Required task: Copy the records below exactly, omitting any pictures they contain.

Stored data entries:
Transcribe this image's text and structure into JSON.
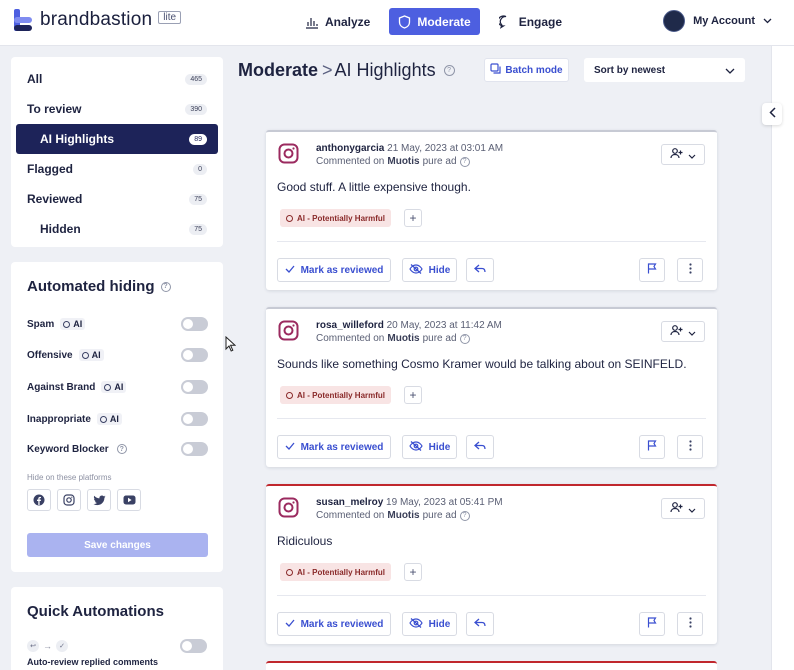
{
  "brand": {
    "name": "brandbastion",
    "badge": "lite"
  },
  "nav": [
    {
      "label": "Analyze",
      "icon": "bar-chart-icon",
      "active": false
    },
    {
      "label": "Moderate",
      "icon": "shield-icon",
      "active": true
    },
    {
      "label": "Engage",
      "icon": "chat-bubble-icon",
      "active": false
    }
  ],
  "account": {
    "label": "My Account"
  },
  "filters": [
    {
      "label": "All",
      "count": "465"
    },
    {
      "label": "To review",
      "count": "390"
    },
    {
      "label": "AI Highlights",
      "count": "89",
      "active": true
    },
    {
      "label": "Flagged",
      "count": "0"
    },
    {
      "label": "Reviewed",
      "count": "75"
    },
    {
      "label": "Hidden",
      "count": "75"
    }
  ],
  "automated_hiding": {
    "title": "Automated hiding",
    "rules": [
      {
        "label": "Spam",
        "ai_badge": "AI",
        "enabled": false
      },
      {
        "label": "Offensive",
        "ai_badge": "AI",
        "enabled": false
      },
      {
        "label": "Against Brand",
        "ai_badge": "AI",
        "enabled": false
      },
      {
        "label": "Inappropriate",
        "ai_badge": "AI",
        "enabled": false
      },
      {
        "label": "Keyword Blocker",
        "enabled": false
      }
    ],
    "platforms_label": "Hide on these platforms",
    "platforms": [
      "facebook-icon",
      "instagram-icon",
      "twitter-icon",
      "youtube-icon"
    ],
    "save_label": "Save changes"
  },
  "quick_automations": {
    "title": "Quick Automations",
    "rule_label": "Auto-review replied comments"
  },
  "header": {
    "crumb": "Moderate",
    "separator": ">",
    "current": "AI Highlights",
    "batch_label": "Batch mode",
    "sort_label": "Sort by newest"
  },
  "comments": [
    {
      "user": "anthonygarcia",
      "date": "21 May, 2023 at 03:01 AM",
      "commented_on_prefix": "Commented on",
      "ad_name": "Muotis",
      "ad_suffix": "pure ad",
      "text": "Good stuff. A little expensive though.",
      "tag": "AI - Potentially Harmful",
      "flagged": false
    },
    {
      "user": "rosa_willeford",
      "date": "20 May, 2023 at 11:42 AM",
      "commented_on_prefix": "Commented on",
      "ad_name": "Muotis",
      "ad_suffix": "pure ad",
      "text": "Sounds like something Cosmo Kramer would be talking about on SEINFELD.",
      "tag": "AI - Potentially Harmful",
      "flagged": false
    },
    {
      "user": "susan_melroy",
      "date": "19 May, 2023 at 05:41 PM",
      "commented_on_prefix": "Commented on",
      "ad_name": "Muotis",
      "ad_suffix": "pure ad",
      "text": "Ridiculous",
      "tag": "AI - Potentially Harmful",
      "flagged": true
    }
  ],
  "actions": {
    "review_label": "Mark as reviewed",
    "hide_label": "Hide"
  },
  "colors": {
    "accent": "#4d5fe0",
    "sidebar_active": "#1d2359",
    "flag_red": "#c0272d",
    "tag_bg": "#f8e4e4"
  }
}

Reply to the exercise:
Transcribe this image's text and structure into JSON.
{
  "brand": {
    "name": "brandbastion",
    "badge": "lite"
  },
  "nav": [
    {
      "label": "Analyze",
      "icon": "bar-chart-icon",
      "active": false
    },
    {
      "label": "Moderate",
      "icon": "shield-icon",
      "active": true
    },
    {
      "label": "Engage",
      "icon": "chat-bubble-icon",
      "active": false
    }
  ],
  "account": {
    "label": "My Account"
  },
  "filters": [
    {
      "label": "All",
      "count": "465"
    },
    {
      "label": "To review",
      "count": "390"
    },
    {
      "label": "AI Highlights",
      "count": "89",
      "active": true
    },
    {
      "label": "Flagged",
      "count": "0"
    },
    {
      "label": "Reviewed",
      "count": "75"
    },
    {
      "label": "Hidden",
      "count": "75"
    }
  ],
  "automated_hiding": {
    "title": "Automated hiding",
    "rules": [
      {
        "label": "Spam",
        "ai_badge": "AI",
        "enabled": false
      },
      {
        "label": "Offensive",
        "ai_badge": "AI",
        "enabled": false
      },
      {
        "label": "Against Brand",
        "ai_badge": "AI",
        "enabled": false
      },
      {
        "label": "Inappropriate",
        "ai_badge": "AI",
        "enabled": false
      },
      {
        "label": "Keyword Blocker",
        "enabled": false
      }
    ],
    "platforms_label": "Hide on these platforms",
    "platforms": [
      "facebook-icon",
      "instagram-icon",
      "twitter-icon",
      "youtube-icon"
    ],
    "save_label": "Save changes"
  },
  "quick_automations": {
    "title": "Quick Automations",
    "rule_label": "Auto-review replied comments"
  },
  "header": {
    "crumb": "Moderate",
    "separator": ">",
    "current": "AI Highlights",
    "batch_label": "Batch mode",
    "sort_label": "Sort by newest"
  },
  "comments": [
    {
      "user": "anthonygarcia",
      "date": "21 May, 2023 at 03:01 AM",
      "commented_on_prefix": "Commented on",
      "ad_name": "Muotis",
      "ad_suffix": "pure ad",
      "text": "Good stuff. A little expensive though.",
      "tag": "AI - Potentially Harmful",
      "flagged": false
    },
    {
      "user": "rosa_willeford",
      "date": "20 May, 2023 at 11:42 AM",
      "commented_on_prefix": "Commented on",
      "ad_name": "Muotis",
      "ad_suffix": "pure ad",
      "text": "Sounds like something Cosmo Kramer would be talking about on SEINFELD.",
      "tag": "AI - Potentially Harmful",
      "flagged": false
    },
    {
      "user": "susan_melroy",
      "date": "19 May, 2023 at 05:41 PM",
      "commented_on_prefix": "Commented on",
      "ad_name": "Muotis",
      "ad_suffix": "pure ad",
      "text": "Ridiculous",
      "tag": "AI - Potentially Harmful",
      "flagged": true
    }
  ],
  "actions": {
    "review_label": "Mark as reviewed",
    "hide_label": "Hide"
  },
  "colors": {
    "accent": "#4d5fe0",
    "sidebar_active": "#1d2359",
    "flag_red": "#c0272d",
    "tag_bg": "#f8e4e4"
  }
}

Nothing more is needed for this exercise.